WRITTEN EXERCISE
Reproduce every record exactly as it appears, but not the pictures.

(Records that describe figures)
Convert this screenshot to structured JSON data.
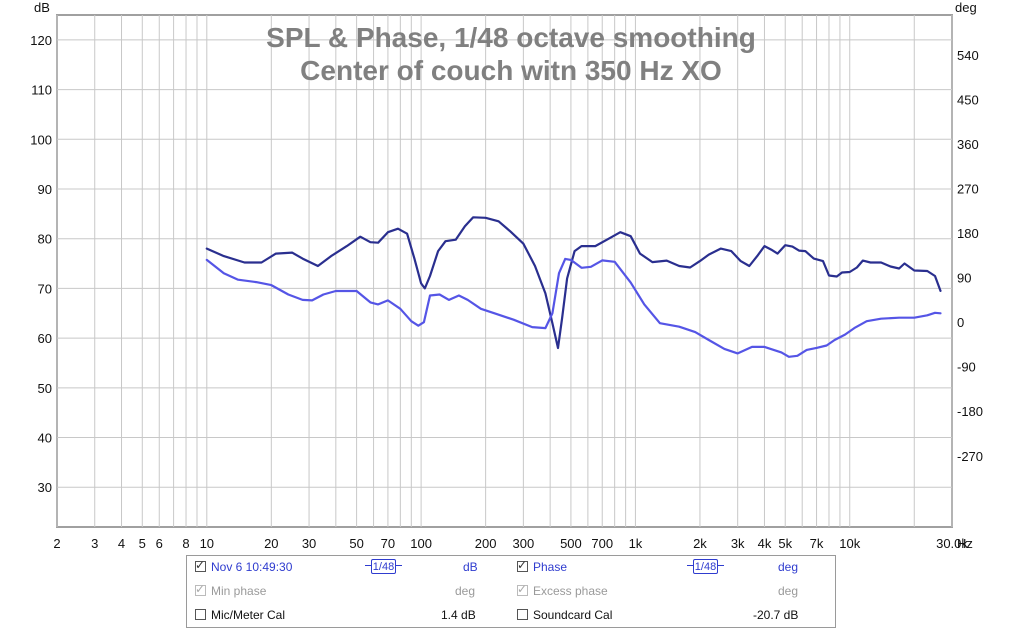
{
  "chart_data": {
    "type": "line",
    "title": "SPL & Phase, 1/48 octave smoothing",
    "subtitle": "Center of couch witn 350 Hz XO",
    "xlabel": "Hz",
    "ylabel_left": "dB",
    "ylabel_right": "deg",
    "x_scale": "log",
    "xlim": [
      2,
      30000
    ],
    "ylim_left": [
      22,
      125
    ],
    "ylim_right": [
      -414,
      621
    ],
    "grid": true,
    "x_ticks": [
      {
        "v": 2,
        "label": "2"
      },
      {
        "v": 3,
        "label": "3"
      },
      {
        "v": 4,
        "label": "4"
      },
      {
        "v": 5,
        "label": "5"
      },
      {
        "v": 6,
        "label": "6"
      },
      {
        "v": 8,
        "label": "8"
      },
      {
        "v": 10,
        "label": "10"
      },
      {
        "v": 20,
        "label": "20"
      },
      {
        "v": 30,
        "label": "30"
      },
      {
        "v": 50,
        "label": "50"
      },
      {
        "v": 70,
        "label": "70"
      },
      {
        "v": 100,
        "label": "100"
      },
      {
        "v": 200,
        "label": "200"
      },
      {
        "v": 300,
        "label": "300"
      },
      {
        "v": 500,
        "label": "500"
      },
      {
        "v": 700,
        "label": "700"
      },
      {
        "v": 1000,
        "label": "1k"
      },
      {
        "v": 2000,
        "label": "2k"
      },
      {
        "v": 3000,
        "label": "3k"
      },
      {
        "v": 4000,
        "label": "4k"
      },
      {
        "v": 5000,
        "label": "5k"
      },
      {
        "v": 7000,
        "label": "7k"
      },
      {
        "v": 10000,
        "label": "10k"
      },
      {
        "v": 30000,
        "label": "30.0k"
      }
    ],
    "y_ticks_left": [
      120,
      110,
      100,
      90,
      80,
      70,
      60,
      50,
      40,
      30
    ],
    "y_ticks_right": [
      540,
      450,
      360,
      270,
      180,
      90,
      0,
      -90,
      -180,
      -270
    ],
    "series": [
      {
        "name": "Nov 6 10:49:30",
        "axis": "left",
        "color": "#2a2f8f",
        "points": [
          [
            10,
            78
          ],
          [
            12,
            76.5
          ],
          [
            15,
            75.2
          ],
          [
            18,
            75.2
          ],
          [
            21,
            77
          ],
          [
            25,
            77.2
          ],
          [
            28,
            76
          ],
          [
            33,
            74.5
          ],
          [
            38,
            76.5
          ],
          [
            45,
            78.5
          ],
          [
            52,
            80.4
          ],
          [
            58,
            79.3
          ],
          [
            63,
            79.2
          ],
          [
            70,
            81.3
          ],
          [
            78,
            82
          ],
          [
            86,
            81
          ],
          [
            93,
            76
          ],
          [
            100,
            71
          ],
          [
            104,
            70
          ],
          [
            110,
            72.5
          ],
          [
            120,
            77.5
          ],
          [
            130,
            79.5
          ],
          [
            145,
            79.8
          ],
          [
            160,
            82.5
          ],
          [
            175,
            84.3
          ],
          [
            200,
            84.2
          ],
          [
            230,
            83.5
          ],
          [
            260,
            81.5
          ],
          [
            300,
            79
          ],
          [
            340,
            74.5
          ],
          [
            380,
            69
          ],
          [
            410,
            63
          ],
          [
            435,
            58
          ],
          [
            455,
            64
          ],
          [
            480,
            72
          ],
          [
            520,
            77.5
          ],
          [
            560,
            78.5
          ],
          [
            650,
            78.5
          ],
          [
            750,
            80
          ],
          [
            850,
            81.3
          ],
          [
            950,
            80.5
          ],
          [
            1050,
            77
          ],
          [
            1200,
            75.3
          ],
          [
            1400,
            75.6
          ],
          [
            1600,
            74.5
          ],
          [
            1800,
            74.2
          ],
          [
            2000,
            75.5
          ],
          [
            2200,
            76.8
          ],
          [
            2500,
            78
          ],
          [
            2800,
            77.5
          ],
          [
            3100,
            75.5
          ],
          [
            3400,
            74.5
          ],
          [
            3700,
            76.5
          ],
          [
            4000,
            78.5
          ],
          [
            4300,
            77.8
          ],
          [
            4600,
            77
          ],
          [
            5000,
            78.7
          ],
          [
            5400,
            78.4
          ],
          [
            5800,
            77.6
          ],
          [
            6200,
            77.5
          ],
          [
            6800,
            76
          ],
          [
            7500,
            75.5
          ],
          [
            8000,
            72.6
          ],
          [
            8700,
            72.4
          ],
          [
            9200,
            73.2
          ],
          [
            10000,
            73.3
          ],
          [
            10800,
            74.2
          ],
          [
            11500,
            75.6
          ],
          [
            12500,
            75.2
          ],
          [
            14000,
            75.2
          ],
          [
            15500,
            74.4
          ],
          [
            17000,
            74
          ],
          [
            18000,
            75
          ],
          [
            20000,
            73.6
          ],
          [
            23000,
            73.5
          ],
          [
            25000,
            72.5
          ],
          [
            26500,
            69.5
          ]
        ]
      },
      {
        "name": "Phase",
        "axis": "right",
        "color": "#5555e6",
        "points": [
          [
            10,
            126
          ],
          [
            12,
            99
          ],
          [
            14,
            86
          ],
          [
            17,
            81
          ],
          [
            20,
            75
          ],
          [
            24,
            56
          ],
          [
            28,
            45
          ],
          [
            31,
            44
          ],
          [
            35,
            56
          ],
          [
            40,
            63
          ],
          [
            50,
            63
          ],
          [
            58,
            40
          ],
          [
            63,
            36
          ],
          [
            70,
            44
          ],
          [
            80,
            27
          ],
          [
            90,
            2
          ],
          [
            97,
            -7
          ],
          [
            103,
            0
          ],
          [
            110,
            54
          ],
          [
            122,
            56
          ],
          [
            135,
            45
          ],
          [
            150,
            54
          ],
          [
            165,
            45
          ],
          [
            190,
            27
          ],
          [
            220,
            18
          ],
          [
            270,
            5
          ],
          [
            330,
            -10
          ],
          [
            380,
            -12
          ],
          [
            410,
            18
          ],
          [
            440,
            99
          ],
          [
            470,
            128
          ],
          [
            500,
            126
          ],
          [
            560,
            110
          ],
          [
            620,
            112
          ],
          [
            700,
            125
          ],
          [
            800,
            122
          ],
          [
            950,
            80
          ],
          [
            1100,
            36
          ],
          [
            1300,
            -2
          ],
          [
            1600,
            -9
          ],
          [
            1900,
            -20
          ],
          [
            2200,
            -36
          ],
          [
            2600,
            -54
          ],
          [
            3000,
            -63
          ],
          [
            3500,
            -50
          ],
          [
            4000,
            -50
          ],
          [
            4800,
            -61
          ],
          [
            5200,
            -70
          ],
          [
            5700,
            -68
          ],
          [
            6300,
            -56
          ],
          [
            7000,
            -52
          ],
          [
            7800,
            -47
          ],
          [
            8500,
            -36
          ],
          [
            9500,
            -25
          ],
          [
            10500,
            -12
          ],
          [
            12000,
            2
          ],
          [
            14000,
            7
          ],
          [
            17000,
            9
          ],
          [
            20000,
            9
          ],
          [
            23000,
            14
          ],
          [
            25000,
            19
          ],
          [
            26500,
            18
          ]
        ]
      }
    ]
  },
  "legend": {
    "row1": {
      "trace_label": "Nov 6 10:49:30",
      "trace_smooth": "1/48",
      "trace_unit": "dB",
      "phase_label": "Phase",
      "phase_smooth": "1/48",
      "phase_unit": "deg"
    },
    "row2": {
      "min_label": "Min phase",
      "min_unit": "deg",
      "excess_label": "Excess phase",
      "excess_unit": "deg"
    },
    "row3": {
      "mic_label": "Mic/Meter Cal",
      "mic_value": "1.4 dB",
      "sound_label": "Soundcard Cal",
      "sound_value": "-20.7 dB"
    }
  }
}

EXERCISE ANSWER
Convert this screenshot to structured JSON data.
{
  "chart_data": {
    "type": "line",
    "title": "SPL & Phase, 1/48 octave smoothing",
    "subtitle": "Center of couch witn 350 Hz XO",
    "xlabel": "Hz",
    "ylabel_left": "dB",
    "ylabel_right": "deg",
    "x_scale": "log",
    "xlim": [
      2,
      30000
    ],
    "ylim_left": [
      22,
      125
    ],
    "ylim_right": [
      -414,
      621
    ],
    "grid": true,
    "x_ticks": [
      {
        "v": 2,
        "label": "2"
      },
      {
        "v": 3,
        "label": "3"
      },
      {
        "v": 4,
        "label": "4"
      },
      {
        "v": 5,
        "label": "5"
      },
      {
        "v": 6,
        "label": "6"
      },
      {
        "v": 8,
        "label": "8"
      },
      {
        "v": 10,
        "label": "10"
      },
      {
        "v": 20,
        "label": "20"
      },
      {
        "v": 30,
        "label": "30"
      },
      {
        "v": 50,
        "label": "50"
      },
      {
        "v": 70,
        "label": "70"
      },
      {
        "v": 100,
        "label": "100"
      },
      {
        "v": 200,
        "label": "200"
      },
      {
        "v": 300,
        "label": "300"
      },
      {
        "v": 500,
        "label": "500"
      },
      {
        "v": 700,
        "label": "700"
      },
      {
        "v": 1000,
        "label": "1k"
      },
      {
        "v": 2000,
        "label": "2k"
      },
      {
        "v": 3000,
        "label": "3k"
      },
      {
        "v": 4000,
        "label": "4k"
      },
      {
        "v": 5000,
        "label": "5k"
      },
      {
        "v": 7000,
        "label": "7k"
      },
      {
        "v": 10000,
        "label": "10k"
      },
      {
        "v": 30000,
        "label": "30.0k"
      }
    ],
    "y_ticks_left": [
      120,
      110,
      100,
      90,
      80,
      70,
      60,
      50,
      40,
      30
    ],
    "y_ticks_right": [
      540,
      450,
      360,
      270,
      180,
      90,
      0,
      -90,
      -180,
      -270
    ],
    "series": [
      {
        "name": "Nov 6 10:49:30",
        "axis": "left",
        "color": "#2a2f8f",
        "points": [
          [
            10,
            78
          ],
          [
            12,
            76.5
          ],
          [
            15,
            75.2
          ],
          [
            18,
            75.2
          ],
          [
            21,
            77
          ],
          [
            25,
            77.2
          ],
          [
            28,
            76
          ],
          [
            33,
            74.5
          ],
          [
            38,
            76.5
          ],
          [
            45,
            78.5
          ],
          [
            52,
            80.4
          ],
          [
            58,
            79.3
          ],
          [
            63,
            79.2
          ],
          [
            70,
            81.3
          ],
          [
            78,
            82
          ],
          [
            86,
            81
          ],
          [
            93,
            76
          ],
          [
            100,
            71
          ],
          [
            104,
            70
          ],
          [
            110,
            72.5
          ],
          [
            120,
            77.5
          ],
          [
            130,
            79.5
          ],
          [
            145,
            79.8
          ],
          [
            160,
            82.5
          ],
          [
            175,
            84.3
          ],
          [
            200,
            84.2
          ],
          [
            230,
            83.5
          ],
          [
            260,
            81.5
          ],
          [
            300,
            79
          ],
          [
            340,
            74.5
          ],
          [
            380,
            69
          ],
          [
            410,
            63
          ],
          [
            435,
            58
          ],
          [
            455,
            64
          ],
          [
            480,
            72
          ],
          [
            520,
            77.5
          ],
          [
            560,
            78.5
          ],
          [
            650,
            78.5
          ],
          [
            750,
            80
          ],
          [
            850,
            81.3
          ],
          [
            950,
            80.5
          ],
          [
            1050,
            77
          ],
          [
            1200,
            75.3
          ],
          [
            1400,
            75.6
          ],
          [
            1600,
            74.5
          ],
          [
            1800,
            74.2
          ],
          [
            2000,
            75.5
          ],
          [
            2200,
            76.8
          ],
          [
            2500,
            78
          ],
          [
            2800,
            77.5
          ],
          [
            3100,
            75.5
          ],
          [
            3400,
            74.5
          ],
          [
            3700,
            76.5
          ],
          [
            4000,
            78.5
          ],
          [
            4300,
            77.8
          ],
          [
            4600,
            77
          ],
          [
            5000,
            78.7
          ],
          [
            5400,
            78.4
          ],
          [
            5800,
            77.6
          ],
          [
            6200,
            77.5
          ],
          [
            6800,
            76
          ],
          [
            7500,
            75.5
          ],
          [
            8000,
            72.6
          ],
          [
            8700,
            72.4
          ],
          [
            9200,
            73.2
          ],
          [
            10000,
            73.3
          ],
          [
            10800,
            74.2
          ],
          [
            11500,
            75.6
          ],
          [
            12500,
            75.2
          ],
          [
            14000,
            75.2
          ],
          [
            15500,
            74.4
          ],
          [
            17000,
            74
          ],
          [
            18000,
            75
          ],
          [
            20000,
            73.6
          ],
          [
            23000,
            73.5
          ],
          [
            25000,
            72.5
          ],
          [
            26500,
            69.5
          ]
        ]
      },
      {
        "name": "Phase",
        "axis": "right",
        "color": "#5555e6",
        "points": [
          [
            10,
            126
          ],
          [
            12,
            99
          ],
          [
            14,
            86
          ],
          [
            17,
            81
          ],
          [
            20,
            75
          ],
          [
            24,
            56
          ],
          [
            28,
            45
          ],
          [
            31,
            44
          ],
          [
            35,
            56
          ],
          [
            40,
            63
          ],
          [
            50,
            63
          ],
          [
            58,
            40
          ],
          [
            63,
            36
          ],
          [
            70,
            44
          ],
          [
            80,
            27
          ],
          [
            90,
            2
          ],
          [
            97,
            -7
          ],
          [
            103,
            0
          ],
          [
            110,
            54
          ],
          [
            122,
            56
          ],
          [
            135,
            45
          ],
          [
            150,
            54
          ],
          [
            165,
            45
          ],
          [
            190,
            27
          ],
          [
            220,
            18
          ],
          [
            270,
            5
          ],
          [
            330,
            -10
          ],
          [
            380,
            -12
          ],
          [
            410,
            18
          ],
          [
            440,
            99
          ],
          [
            470,
            128
          ],
          [
            500,
            126
          ],
          [
            560,
            110
          ],
          [
            620,
            112
          ],
          [
            700,
            125
          ],
          [
            800,
            122
          ],
          [
            950,
            80
          ],
          [
            1100,
            36
          ],
          [
            1300,
            -2
          ],
          [
            1600,
            -9
          ],
          [
            1900,
            -20
          ],
          [
            2200,
            -36
          ],
          [
            2600,
            -54
          ],
          [
            3000,
            -63
          ],
          [
            3500,
            -50
          ],
          [
            4000,
            -50
          ],
          [
            4800,
            -61
          ],
          [
            5200,
            -70
          ],
          [
            5700,
            -68
          ],
          [
            6300,
            -56
          ],
          [
            7000,
            -52
          ],
          [
            7800,
            -47
          ],
          [
            8500,
            -36
          ],
          [
            9500,
            -25
          ],
          [
            10500,
            -12
          ],
          [
            12000,
            2
          ],
          [
            14000,
            7
          ],
          [
            17000,
            9
          ],
          [
            20000,
            9
          ],
          [
            23000,
            14
          ],
          [
            25000,
            19
          ],
          [
            26500,
            18
          ]
        ]
      }
    ]
  },
  "legend": {
    "row1": {
      "trace_label": "Nov 6 10:49:30",
      "trace_smooth": "1/48",
      "trace_unit": "dB",
      "phase_label": "Phase",
      "phase_smooth": "1/48",
      "phase_unit": "deg"
    },
    "row2": {
      "min_label": "Min phase",
      "min_unit": "deg",
      "excess_label": "Excess phase",
      "excess_unit": "deg"
    },
    "row3": {
      "mic_label": "Mic/Meter Cal",
      "mic_value": "1.4 dB",
      "sound_label": "Soundcard Cal",
      "sound_value": "-20.7 dB"
    }
  }
}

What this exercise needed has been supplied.